# start of MATERIAL TO PROCESS

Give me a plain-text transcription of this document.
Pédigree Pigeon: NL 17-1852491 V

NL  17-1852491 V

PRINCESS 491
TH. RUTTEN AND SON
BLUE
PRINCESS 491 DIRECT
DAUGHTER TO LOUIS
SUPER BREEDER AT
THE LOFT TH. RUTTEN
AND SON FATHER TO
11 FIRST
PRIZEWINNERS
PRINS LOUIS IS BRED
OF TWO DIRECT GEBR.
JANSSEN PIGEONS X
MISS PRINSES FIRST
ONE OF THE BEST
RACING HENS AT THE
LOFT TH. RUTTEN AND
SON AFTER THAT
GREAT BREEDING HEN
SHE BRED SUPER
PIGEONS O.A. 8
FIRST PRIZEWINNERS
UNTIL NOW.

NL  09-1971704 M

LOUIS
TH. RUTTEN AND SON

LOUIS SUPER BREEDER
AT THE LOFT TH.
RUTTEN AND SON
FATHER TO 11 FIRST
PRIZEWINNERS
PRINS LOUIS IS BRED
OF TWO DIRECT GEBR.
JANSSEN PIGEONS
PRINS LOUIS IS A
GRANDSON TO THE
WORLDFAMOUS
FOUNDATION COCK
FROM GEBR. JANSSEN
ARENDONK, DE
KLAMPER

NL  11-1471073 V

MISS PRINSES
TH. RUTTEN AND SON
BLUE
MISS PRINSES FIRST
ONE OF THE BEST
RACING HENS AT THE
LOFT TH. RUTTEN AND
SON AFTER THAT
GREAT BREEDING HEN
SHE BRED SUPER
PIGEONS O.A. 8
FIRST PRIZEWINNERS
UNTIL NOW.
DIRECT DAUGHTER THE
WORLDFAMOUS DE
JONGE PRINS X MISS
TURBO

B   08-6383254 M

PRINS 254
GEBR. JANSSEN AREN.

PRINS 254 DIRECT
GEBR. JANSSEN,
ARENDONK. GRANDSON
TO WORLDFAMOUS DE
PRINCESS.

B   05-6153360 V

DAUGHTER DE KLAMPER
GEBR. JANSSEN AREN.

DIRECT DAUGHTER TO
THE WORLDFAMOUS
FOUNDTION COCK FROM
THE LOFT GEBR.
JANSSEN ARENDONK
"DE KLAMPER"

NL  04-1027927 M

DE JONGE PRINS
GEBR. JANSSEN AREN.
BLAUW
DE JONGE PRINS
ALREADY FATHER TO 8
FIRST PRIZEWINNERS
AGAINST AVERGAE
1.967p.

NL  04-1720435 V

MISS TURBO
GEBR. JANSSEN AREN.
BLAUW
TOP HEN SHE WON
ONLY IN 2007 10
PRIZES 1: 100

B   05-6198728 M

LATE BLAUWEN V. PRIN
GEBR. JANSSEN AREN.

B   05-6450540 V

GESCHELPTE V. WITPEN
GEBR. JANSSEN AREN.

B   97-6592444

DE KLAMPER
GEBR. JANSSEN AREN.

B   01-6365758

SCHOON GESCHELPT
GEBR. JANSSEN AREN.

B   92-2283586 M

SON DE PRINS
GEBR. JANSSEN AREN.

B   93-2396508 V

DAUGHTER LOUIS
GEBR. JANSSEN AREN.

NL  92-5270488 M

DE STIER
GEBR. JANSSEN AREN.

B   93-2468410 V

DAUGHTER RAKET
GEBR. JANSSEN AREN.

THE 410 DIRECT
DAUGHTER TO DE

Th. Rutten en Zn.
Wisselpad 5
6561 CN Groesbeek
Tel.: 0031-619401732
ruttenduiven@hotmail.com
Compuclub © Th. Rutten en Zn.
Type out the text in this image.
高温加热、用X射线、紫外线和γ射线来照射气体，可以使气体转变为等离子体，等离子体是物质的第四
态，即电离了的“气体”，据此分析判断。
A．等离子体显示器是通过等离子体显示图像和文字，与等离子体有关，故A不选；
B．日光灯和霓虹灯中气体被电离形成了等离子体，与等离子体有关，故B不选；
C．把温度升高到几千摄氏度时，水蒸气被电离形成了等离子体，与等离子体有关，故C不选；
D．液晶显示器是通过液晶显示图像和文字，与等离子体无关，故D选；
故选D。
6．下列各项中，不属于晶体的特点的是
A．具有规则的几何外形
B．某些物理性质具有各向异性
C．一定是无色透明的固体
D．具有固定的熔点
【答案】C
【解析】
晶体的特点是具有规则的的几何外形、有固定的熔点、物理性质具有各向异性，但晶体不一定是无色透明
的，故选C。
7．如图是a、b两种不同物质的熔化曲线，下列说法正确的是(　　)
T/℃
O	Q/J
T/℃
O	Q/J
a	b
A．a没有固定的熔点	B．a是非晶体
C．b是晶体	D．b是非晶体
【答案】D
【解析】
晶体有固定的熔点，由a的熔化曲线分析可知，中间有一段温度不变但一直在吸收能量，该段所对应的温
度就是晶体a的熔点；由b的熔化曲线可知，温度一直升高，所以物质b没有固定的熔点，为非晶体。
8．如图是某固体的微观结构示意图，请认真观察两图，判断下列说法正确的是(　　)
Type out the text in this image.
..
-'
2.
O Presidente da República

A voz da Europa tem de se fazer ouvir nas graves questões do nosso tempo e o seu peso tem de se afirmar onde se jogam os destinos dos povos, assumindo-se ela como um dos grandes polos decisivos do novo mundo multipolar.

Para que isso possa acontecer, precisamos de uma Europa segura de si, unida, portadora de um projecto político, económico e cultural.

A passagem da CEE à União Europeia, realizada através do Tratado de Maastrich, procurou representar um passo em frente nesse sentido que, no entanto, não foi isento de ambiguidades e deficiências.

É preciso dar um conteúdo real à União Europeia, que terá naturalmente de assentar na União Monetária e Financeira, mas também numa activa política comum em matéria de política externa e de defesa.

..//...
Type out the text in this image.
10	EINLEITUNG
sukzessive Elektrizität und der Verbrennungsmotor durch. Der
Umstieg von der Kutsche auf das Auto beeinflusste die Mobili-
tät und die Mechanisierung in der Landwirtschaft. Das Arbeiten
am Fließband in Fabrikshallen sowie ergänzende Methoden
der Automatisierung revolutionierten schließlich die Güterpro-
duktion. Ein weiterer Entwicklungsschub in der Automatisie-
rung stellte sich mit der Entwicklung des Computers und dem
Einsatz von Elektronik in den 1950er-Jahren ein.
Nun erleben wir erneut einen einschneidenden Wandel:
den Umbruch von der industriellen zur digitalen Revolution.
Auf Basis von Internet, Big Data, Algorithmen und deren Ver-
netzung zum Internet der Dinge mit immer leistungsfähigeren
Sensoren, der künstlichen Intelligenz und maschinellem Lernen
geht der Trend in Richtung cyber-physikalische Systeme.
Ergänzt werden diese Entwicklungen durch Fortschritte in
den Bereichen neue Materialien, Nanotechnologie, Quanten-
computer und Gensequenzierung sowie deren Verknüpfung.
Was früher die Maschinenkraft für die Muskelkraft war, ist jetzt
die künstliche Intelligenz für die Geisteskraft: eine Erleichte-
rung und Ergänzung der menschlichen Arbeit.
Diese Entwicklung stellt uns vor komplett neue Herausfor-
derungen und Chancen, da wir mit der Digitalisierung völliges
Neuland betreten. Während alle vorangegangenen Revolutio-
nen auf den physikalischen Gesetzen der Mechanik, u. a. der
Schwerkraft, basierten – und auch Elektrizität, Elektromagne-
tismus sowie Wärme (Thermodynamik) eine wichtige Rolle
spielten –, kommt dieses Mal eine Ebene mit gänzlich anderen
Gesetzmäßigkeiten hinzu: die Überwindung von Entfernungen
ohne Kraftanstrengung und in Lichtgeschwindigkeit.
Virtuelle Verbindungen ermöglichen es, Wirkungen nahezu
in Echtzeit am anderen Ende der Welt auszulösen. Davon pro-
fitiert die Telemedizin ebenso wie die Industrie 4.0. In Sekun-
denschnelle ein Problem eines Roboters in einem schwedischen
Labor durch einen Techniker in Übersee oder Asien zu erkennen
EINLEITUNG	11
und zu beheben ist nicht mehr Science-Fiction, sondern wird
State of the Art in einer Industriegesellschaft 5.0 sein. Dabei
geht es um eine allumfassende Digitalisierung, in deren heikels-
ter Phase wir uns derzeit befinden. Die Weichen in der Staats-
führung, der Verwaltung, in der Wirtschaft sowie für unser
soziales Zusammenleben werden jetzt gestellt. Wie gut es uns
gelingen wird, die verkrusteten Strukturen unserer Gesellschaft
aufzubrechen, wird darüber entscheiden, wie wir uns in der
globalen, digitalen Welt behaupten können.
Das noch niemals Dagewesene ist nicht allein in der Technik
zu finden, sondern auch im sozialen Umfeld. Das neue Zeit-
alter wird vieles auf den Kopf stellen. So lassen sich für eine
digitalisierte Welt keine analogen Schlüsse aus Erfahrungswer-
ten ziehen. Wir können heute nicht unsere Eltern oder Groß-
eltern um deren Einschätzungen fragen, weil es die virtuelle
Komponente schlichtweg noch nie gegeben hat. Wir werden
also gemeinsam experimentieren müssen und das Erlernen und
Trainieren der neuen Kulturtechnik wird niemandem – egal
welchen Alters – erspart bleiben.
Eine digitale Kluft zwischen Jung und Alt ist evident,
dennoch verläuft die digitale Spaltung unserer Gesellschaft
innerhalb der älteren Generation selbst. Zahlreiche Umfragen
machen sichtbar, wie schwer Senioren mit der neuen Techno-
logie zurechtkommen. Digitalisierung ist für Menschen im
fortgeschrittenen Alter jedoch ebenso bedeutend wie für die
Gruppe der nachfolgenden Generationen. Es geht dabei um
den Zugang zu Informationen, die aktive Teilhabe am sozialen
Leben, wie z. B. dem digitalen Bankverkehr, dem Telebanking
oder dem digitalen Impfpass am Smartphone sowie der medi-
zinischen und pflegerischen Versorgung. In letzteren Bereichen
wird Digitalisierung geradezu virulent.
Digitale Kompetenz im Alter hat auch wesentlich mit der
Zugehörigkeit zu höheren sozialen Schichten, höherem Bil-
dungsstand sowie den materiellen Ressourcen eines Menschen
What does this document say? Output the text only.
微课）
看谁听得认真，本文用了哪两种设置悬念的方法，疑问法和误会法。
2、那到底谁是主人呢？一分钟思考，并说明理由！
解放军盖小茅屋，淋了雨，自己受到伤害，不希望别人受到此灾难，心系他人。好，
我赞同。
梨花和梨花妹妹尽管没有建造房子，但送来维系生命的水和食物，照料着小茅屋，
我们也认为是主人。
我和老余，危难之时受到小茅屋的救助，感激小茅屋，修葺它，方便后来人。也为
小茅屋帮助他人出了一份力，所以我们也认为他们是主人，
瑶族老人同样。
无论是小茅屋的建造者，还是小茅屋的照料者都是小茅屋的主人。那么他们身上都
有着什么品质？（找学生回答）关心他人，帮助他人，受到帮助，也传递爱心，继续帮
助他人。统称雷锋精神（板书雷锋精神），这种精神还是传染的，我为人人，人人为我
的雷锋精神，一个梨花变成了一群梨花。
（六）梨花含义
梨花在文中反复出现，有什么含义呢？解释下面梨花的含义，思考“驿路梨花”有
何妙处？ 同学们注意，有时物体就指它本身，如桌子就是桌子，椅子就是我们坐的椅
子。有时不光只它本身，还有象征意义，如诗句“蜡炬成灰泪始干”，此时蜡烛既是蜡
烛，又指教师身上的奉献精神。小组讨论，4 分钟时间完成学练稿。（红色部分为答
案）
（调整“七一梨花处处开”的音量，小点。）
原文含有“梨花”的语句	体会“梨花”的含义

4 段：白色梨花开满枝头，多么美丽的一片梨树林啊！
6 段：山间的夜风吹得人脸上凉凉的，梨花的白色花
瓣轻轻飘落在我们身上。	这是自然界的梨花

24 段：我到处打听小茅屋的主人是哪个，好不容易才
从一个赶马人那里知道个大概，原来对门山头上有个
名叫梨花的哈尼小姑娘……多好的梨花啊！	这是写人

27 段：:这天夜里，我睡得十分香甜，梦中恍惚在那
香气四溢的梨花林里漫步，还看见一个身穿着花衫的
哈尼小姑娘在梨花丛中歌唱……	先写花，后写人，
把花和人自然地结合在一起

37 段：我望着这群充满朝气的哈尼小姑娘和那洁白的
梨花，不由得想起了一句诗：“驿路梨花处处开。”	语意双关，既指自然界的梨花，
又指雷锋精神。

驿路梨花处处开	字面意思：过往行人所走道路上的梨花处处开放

# end of MATERIAL TO PROCESS

Work through the listing above and report how many lines include the string "与等离子体有关", with no other text.

3